## Start

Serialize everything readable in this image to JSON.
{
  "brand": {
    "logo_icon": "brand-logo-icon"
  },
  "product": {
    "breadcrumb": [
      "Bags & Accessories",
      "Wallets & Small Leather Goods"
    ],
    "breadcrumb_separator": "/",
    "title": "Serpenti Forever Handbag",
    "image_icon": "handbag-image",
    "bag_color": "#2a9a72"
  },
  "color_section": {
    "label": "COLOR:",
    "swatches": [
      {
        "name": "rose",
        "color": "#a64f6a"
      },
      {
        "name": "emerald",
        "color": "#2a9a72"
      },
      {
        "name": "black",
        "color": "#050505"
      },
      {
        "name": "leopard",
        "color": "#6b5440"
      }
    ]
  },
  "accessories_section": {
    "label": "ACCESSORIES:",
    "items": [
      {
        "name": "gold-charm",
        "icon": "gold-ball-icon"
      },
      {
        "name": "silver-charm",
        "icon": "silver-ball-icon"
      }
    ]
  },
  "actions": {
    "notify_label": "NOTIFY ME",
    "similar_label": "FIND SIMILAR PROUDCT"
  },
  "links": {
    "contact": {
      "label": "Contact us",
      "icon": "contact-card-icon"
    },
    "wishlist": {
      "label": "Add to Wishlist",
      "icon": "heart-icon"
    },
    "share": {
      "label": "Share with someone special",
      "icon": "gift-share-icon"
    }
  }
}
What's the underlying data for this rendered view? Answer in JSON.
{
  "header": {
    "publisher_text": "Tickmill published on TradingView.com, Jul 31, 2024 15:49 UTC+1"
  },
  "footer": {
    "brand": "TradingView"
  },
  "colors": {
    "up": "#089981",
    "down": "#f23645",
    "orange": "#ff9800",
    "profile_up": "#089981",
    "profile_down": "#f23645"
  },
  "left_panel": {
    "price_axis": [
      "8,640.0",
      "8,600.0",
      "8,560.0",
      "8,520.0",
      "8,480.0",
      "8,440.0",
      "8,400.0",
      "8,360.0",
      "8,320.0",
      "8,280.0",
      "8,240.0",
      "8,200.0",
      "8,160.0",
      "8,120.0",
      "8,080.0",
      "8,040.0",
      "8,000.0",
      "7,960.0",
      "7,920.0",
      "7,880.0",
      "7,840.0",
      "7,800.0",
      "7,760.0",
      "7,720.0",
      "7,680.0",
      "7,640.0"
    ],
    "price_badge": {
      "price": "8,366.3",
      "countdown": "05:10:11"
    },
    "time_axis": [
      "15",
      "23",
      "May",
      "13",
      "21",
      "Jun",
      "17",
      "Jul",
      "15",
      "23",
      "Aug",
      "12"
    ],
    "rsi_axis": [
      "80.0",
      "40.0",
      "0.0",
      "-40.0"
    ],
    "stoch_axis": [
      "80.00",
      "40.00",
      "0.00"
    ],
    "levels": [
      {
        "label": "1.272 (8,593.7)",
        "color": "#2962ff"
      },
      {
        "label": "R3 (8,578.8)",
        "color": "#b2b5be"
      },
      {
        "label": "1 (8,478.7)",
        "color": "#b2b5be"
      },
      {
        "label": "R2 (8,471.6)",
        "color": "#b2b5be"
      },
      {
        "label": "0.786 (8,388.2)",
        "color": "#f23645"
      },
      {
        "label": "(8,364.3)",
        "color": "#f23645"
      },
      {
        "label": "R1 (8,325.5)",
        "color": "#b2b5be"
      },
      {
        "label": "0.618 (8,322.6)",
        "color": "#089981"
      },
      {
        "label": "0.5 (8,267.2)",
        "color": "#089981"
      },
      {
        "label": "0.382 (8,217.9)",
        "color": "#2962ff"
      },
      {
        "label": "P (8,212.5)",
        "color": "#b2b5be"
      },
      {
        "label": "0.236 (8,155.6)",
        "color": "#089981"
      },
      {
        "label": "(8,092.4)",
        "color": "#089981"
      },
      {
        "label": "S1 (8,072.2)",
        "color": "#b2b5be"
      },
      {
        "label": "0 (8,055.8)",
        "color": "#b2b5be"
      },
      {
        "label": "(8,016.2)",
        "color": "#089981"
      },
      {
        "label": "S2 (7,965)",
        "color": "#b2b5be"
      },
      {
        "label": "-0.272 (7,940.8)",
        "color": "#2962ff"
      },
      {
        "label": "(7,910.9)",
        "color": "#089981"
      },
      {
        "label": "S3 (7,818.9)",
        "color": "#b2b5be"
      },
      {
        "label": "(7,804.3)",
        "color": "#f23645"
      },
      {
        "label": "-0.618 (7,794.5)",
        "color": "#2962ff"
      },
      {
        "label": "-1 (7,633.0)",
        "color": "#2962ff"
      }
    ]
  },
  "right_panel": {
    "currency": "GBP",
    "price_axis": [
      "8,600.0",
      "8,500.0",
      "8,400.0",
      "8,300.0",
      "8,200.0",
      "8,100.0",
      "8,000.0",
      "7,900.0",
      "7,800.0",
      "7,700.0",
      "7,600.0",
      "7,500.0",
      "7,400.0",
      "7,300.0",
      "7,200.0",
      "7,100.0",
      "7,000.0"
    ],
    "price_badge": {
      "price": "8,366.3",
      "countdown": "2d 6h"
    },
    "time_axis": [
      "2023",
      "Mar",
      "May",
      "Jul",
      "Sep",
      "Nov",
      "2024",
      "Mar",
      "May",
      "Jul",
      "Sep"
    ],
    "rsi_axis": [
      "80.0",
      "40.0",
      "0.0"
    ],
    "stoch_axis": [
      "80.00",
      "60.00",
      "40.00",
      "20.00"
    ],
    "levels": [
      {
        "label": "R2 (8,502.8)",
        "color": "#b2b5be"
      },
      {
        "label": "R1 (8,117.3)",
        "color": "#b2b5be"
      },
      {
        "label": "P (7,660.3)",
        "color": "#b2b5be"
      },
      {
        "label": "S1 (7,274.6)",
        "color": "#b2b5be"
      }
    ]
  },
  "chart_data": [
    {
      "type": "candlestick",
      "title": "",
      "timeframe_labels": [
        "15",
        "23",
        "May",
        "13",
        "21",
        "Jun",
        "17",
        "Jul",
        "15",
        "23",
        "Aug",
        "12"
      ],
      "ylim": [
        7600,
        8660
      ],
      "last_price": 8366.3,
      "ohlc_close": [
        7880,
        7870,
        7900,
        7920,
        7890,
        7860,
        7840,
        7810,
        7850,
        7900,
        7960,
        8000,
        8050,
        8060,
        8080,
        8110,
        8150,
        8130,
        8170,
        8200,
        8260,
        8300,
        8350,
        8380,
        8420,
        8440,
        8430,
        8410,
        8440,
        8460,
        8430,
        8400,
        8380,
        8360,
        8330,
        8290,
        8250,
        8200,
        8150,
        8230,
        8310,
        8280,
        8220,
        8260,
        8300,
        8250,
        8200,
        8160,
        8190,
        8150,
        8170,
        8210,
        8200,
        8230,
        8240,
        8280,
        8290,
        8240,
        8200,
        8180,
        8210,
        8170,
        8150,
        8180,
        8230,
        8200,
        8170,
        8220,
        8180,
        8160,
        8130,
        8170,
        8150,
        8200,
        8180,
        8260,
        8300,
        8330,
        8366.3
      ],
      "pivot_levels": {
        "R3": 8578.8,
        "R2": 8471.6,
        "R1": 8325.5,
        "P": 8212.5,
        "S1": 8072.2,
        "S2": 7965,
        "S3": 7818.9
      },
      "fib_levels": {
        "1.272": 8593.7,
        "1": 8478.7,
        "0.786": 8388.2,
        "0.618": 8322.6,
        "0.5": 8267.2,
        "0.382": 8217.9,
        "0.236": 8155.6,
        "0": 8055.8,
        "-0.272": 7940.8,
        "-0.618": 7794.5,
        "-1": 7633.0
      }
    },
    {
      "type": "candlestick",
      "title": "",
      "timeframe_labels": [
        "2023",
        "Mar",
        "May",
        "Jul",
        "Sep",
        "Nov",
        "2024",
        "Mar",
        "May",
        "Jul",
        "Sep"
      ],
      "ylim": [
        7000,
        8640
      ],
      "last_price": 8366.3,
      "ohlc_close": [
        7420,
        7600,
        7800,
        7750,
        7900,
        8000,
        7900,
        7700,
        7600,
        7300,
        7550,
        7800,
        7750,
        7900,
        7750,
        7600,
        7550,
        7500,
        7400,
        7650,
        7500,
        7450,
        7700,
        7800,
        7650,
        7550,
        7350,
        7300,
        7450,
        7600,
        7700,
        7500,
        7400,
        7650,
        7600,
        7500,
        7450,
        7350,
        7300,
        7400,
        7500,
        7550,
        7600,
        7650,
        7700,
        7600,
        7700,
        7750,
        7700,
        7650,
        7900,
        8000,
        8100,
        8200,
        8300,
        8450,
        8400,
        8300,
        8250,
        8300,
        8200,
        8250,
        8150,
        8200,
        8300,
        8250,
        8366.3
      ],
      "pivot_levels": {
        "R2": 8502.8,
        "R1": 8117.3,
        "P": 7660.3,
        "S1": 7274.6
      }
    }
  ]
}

## End

PROBLEM STATEMENT:
Extract every line containing the string "TradingView" from the material.

RESULT BELOW:
    "publisher_text": "Tickmill published on TradingView.com, Jul 31, 2024 15:49 UTC+1"
    "brand": "TradingView"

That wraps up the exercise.